Print every entry, word for word, and skip the images.

### Extracts from a graphics dataset
----------------

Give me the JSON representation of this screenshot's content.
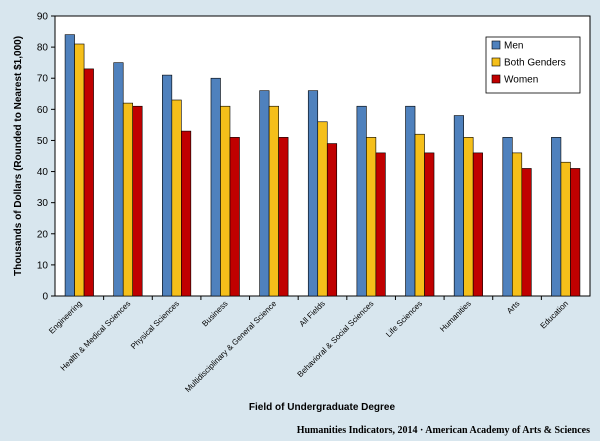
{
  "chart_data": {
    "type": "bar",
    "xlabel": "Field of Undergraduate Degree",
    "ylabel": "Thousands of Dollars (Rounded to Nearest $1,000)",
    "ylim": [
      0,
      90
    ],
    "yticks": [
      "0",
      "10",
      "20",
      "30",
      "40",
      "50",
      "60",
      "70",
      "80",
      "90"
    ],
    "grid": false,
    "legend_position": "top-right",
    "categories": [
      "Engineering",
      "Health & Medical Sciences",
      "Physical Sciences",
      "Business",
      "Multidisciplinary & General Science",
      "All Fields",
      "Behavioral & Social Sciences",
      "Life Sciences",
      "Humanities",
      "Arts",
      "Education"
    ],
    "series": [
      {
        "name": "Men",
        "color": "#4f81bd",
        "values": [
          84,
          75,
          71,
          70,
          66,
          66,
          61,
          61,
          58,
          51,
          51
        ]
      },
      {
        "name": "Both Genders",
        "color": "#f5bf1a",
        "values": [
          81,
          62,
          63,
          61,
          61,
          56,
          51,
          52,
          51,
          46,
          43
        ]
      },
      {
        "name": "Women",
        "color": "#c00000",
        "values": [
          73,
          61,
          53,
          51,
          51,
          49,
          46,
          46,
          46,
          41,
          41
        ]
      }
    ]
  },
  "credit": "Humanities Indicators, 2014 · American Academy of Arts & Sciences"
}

----------------

### Solution to this exercise
Give me the JSON representation of this screenshot's content.
{
  "chart_data": {
    "type": "bar",
    "xlabel": "Field of Undergraduate Degree",
    "ylabel": "Thousands of Dollars (Rounded to Nearest $1,000)",
    "ylim": [
      0,
      90
    ],
    "yticks": [
      "0",
      "10",
      "20",
      "30",
      "40",
      "50",
      "60",
      "70",
      "80",
      "90"
    ],
    "grid": false,
    "legend_position": "top-right",
    "categories": [
      "Engineering",
      "Health & Medical Sciences",
      "Physical Sciences",
      "Business",
      "Multidisciplinary & General Science",
      "All Fields",
      "Behavioral & Social Sciences",
      "Life Sciences",
      "Humanities",
      "Arts",
      "Education"
    ],
    "series": [
      {
        "name": "Men",
        "color": "#4f81bd",
        "values": [
          84,
          75,
          71,
          70,
          66,
          66,
          61,
          61,
          58,
          51,
          51
        ]
      },
      {
        "name": "Both Genders",
        "color": "#f5bf1a",
        "values": [
          81,
          62,
          63,
          61,
          61,
          56,
          51,
          52,
          51,
          46,
          43
        ]
      },
      {
        "name": "Women",
        "color": "#c00000",
        "values": [
          73,
          61,
          53,
          51,
          51,
          49,
          46,
          46,
          46,
          41,
          41
        ]
      }
    ]
  },
  "credit": "Humanities Indicators, 2014 · American Academy of Arts & Sciences"
}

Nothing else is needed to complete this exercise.